• **Input data**:
***

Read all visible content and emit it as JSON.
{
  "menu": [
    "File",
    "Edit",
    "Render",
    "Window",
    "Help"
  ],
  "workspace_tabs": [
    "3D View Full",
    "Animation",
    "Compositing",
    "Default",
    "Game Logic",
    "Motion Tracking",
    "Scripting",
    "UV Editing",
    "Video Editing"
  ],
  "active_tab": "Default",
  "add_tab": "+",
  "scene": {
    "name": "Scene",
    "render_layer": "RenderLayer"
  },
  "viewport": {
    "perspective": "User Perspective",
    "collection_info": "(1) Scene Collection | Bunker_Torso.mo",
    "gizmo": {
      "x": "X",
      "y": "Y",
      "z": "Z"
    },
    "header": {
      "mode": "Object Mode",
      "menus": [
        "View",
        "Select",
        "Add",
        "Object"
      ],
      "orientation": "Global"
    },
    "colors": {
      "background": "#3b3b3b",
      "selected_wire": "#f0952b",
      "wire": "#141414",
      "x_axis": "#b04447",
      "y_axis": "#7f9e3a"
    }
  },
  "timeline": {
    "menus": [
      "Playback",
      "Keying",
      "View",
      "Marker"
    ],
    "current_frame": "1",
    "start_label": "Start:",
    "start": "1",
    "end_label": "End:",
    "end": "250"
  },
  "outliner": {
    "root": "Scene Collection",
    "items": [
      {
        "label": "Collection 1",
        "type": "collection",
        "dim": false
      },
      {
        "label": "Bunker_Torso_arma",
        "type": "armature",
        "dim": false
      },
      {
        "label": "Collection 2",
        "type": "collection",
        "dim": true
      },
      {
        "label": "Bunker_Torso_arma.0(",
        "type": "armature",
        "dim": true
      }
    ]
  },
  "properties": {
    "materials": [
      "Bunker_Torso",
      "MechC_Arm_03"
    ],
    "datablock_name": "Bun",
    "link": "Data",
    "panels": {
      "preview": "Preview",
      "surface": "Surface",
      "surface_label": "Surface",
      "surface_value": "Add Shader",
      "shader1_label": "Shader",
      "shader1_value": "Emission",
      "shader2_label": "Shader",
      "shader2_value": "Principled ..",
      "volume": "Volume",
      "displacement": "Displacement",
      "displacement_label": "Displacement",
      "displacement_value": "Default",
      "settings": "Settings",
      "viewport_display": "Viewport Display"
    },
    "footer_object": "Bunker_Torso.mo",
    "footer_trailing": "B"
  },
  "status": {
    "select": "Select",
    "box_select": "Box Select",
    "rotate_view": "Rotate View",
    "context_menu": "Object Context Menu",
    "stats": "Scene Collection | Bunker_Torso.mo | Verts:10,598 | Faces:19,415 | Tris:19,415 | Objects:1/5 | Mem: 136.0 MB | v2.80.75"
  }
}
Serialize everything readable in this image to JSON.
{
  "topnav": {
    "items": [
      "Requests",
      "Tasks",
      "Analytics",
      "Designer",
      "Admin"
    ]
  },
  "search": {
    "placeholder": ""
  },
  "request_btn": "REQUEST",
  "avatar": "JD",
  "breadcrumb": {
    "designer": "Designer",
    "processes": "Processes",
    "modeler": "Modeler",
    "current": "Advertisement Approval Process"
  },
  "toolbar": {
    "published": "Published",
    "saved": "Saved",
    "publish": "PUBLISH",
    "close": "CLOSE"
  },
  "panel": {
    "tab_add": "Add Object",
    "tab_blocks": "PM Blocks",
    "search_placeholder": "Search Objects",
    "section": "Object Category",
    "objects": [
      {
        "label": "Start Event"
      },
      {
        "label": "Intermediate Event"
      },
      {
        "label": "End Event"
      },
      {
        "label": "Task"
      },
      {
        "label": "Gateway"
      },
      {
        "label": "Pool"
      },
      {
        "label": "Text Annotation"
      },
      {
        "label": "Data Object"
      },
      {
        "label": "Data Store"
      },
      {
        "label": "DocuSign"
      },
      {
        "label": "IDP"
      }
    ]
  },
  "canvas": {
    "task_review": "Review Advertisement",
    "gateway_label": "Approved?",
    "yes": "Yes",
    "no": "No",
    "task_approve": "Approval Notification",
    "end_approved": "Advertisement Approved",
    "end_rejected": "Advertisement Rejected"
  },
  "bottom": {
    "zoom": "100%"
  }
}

***

• **Problem to solve**:
Copy exactly, and only, the lines from the one containing "Serialize everything readable" through the last line of the listing.

• **Problem solution**:
Serialize everything readable in this image to JSON.
{
  "topnav": {
    "items": [
      "Requests",
      "Tasks",
      "Analytics",
      "Designer",
      "Admin"
    ]
  },
  "search": {
    "placeholder": ""
  },
  "request_btn": "REQUEST",
  "avatar": "JD",
  "breadcrumb": {
    "designer": "Designer",
    "processes": "Processes",
    "modeler": "Modeler",
    "current": "Advertisement Approval Process"
  },
  "toolbar": {
    "published": "Published",
    "saved": "Saved",
    "publish": "PUBLISH",
    "close": "CLOSE"
  },
  "panel": {
    "tab_add": "Add Object",
    "tab_blocks": "PM Blocks",
    "search_placeholder": "Search Objects",
    "section": "Object Category",
    "objects": [
      {
        "label": "Start Event"
      },
      {
        "label": "Intermediate Event"
      },
      {
        "label": "End Event"
      },
      {
        "label": "Task"
      },
      {
        "label": "Gateway"
      },
      {
        "label": "Pool"
      },
      {
        "label": "Text Annotation"
      },
      {
        "label": "Data Object"
      },
      {
        "label": "Data Store"
      },
      {
        "label": "DocuSign"
      },
      {
        "label": "IDP"
      }
    ]
  },
  "canvas": {
    "task_review": "Review Advertisement",
    "gateway_label": "Approved?",
    "yes": "Yes",
    "no": "No",
    "task_approve": "Approval Notification",
    "end_approved": "Advertisement Approved",
    "end_rejected": "Advertisement Rejected"
  },
  "bottom": {
    "zoom": "100%"
  }
}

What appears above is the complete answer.